» **STATED GOAL**:
Take every line from the material that has the word "sati" in it.
::::::::
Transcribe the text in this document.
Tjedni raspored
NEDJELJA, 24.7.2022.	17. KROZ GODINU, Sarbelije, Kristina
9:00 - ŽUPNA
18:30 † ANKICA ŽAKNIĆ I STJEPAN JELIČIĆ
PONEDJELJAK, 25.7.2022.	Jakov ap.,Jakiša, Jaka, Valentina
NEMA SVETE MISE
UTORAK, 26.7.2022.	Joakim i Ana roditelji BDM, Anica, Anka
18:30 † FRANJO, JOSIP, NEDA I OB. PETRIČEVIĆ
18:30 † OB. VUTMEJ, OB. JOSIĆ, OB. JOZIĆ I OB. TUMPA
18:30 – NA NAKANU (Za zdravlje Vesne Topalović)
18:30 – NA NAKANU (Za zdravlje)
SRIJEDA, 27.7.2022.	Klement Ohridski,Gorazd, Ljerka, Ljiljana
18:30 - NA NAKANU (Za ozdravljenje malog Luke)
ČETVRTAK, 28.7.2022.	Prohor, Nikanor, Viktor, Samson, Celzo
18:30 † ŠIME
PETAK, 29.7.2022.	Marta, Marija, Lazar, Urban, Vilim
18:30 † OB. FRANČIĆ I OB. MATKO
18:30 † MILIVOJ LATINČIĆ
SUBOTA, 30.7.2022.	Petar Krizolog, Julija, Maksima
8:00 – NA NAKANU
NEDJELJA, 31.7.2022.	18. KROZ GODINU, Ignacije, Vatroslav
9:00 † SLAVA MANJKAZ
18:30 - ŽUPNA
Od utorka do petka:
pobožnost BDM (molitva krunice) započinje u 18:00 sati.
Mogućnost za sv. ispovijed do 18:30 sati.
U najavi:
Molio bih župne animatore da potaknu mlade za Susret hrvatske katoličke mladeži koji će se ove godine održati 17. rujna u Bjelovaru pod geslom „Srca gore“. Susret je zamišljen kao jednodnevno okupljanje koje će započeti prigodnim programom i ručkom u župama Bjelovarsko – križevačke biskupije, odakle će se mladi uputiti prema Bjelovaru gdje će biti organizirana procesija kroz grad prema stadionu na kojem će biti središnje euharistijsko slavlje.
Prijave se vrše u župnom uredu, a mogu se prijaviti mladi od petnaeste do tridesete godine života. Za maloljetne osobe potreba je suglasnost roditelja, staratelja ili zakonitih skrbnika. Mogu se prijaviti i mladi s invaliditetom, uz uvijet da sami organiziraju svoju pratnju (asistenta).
::::::::
» **COMPLETE OUTPUT**:
pobožnost BDM (molitva krunice) započinje u 18:00 sati.
Mogućnost za sv. ispovijed do 18:30 sati.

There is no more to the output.